**What is needed:**
Everything in the data should be repeated exactly, save for the images.

**Data extract:**

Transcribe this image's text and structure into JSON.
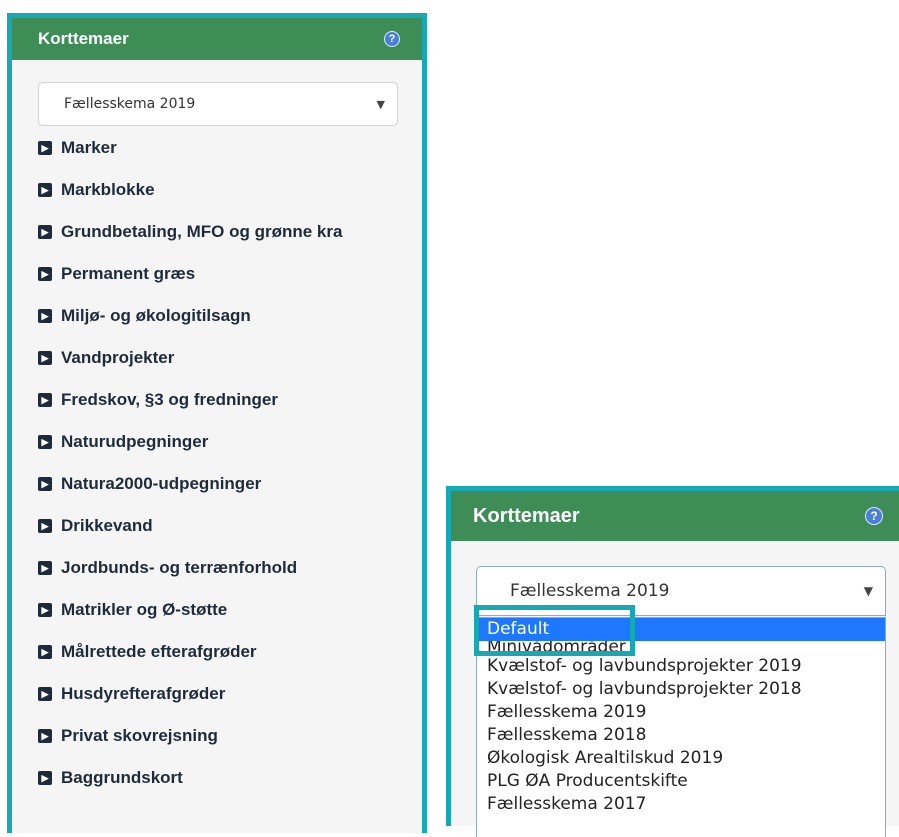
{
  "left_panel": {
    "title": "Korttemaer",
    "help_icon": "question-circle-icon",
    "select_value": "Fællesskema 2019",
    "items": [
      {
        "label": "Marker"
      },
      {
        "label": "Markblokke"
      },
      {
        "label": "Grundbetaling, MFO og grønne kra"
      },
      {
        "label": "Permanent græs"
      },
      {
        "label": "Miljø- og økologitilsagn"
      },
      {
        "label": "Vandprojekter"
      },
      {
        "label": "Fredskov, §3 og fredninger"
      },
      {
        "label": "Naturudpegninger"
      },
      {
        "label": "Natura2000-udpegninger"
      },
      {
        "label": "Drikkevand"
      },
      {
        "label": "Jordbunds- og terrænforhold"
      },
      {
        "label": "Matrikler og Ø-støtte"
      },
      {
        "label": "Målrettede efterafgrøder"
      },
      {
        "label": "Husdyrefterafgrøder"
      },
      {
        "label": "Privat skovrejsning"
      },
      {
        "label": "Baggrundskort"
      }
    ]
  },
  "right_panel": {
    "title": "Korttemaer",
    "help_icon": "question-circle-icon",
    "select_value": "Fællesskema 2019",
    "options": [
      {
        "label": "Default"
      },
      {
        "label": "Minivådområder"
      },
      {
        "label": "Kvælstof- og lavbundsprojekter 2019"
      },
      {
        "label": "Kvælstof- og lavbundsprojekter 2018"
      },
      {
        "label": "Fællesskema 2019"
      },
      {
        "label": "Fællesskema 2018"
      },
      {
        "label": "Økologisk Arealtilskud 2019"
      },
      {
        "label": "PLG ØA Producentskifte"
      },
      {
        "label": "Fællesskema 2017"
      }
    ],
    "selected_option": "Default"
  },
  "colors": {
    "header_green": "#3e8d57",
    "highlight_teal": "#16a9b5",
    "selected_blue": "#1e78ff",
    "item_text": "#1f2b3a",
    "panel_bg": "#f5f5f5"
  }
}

**Task response:**
Transcribe this image's text and structure into JSON.
{
  "left_panel": {
    "title": "Korttemaer",
    "help_icon": "question-circle-icon",
    "select_value": "Fællesskema 2019",
    "items": [
      {
        "label": "Marker"
      },
      {
        "label": "Markblokke"
      },
      {
        "label": "Grundbetaling, MFO og grønne kra"
      },
      {
        "label": "Permanent græs"
      },
      {
        "label": "Miljø- og økologitilsagn"
      },
      {
        "label": "Vandprojekter"
      },
      {
        "label": "Fredskov, §3 og fredninger"
      },
      {
        "label": "Naturudpegninger"
      },
      {
        "label": "Natura2000-udpegninger"
      },
      {
        "label": "Drikkevand"
      },
      {
        "label": "Jordbunds- og terrænforhold"
      },
      {
        "label": "Matrikler og Ø-støtte"
      },
      {
        "label": "Målrettede efterafgrøder"
      },
      {
        "label": "Husdyrefterafgrøder"
      },
      {
        "label": "Privat skovrejsning"
      },
      {
        "label": "Baggrundskort"
      }
    ]
  },
  "right_panel": {
    "title": "Korttemaer",
    "help_icon": "question-circle-icon",
    "select_value": "Fællesskema 2019",
    "options": [
      {
        "label": "Default"
      },
      {
        "label": "Minivådområder"
      },
      {
        "label": "Kvælstof- og lavbundsprojekter 2019"
      },
      {
        "label": "Kvælstof- og lavbundsprojekter 2018"
      },
      {
        "label": "Fællesskema 2019"
      },
      {
        "label": "Fællesskema 2018"
      },
      {
        "label": "Økologisk Arealtilskud 2019"
      },
      {
        "label": "PLG ØA Producentskifte"
      },
      {
        "label": "Fællesskema 2017"
      }
    ],
    "selected_option": "Default"
  },
  "colors": {
    "header_green": "#3e8d57",
    "highlight_teal": "#16a9b5",
    "selected_blue": "#1e78ff",
    "item_text": "#1f2b3a",
    "panel_bg": "#f5f5f5"
  }
}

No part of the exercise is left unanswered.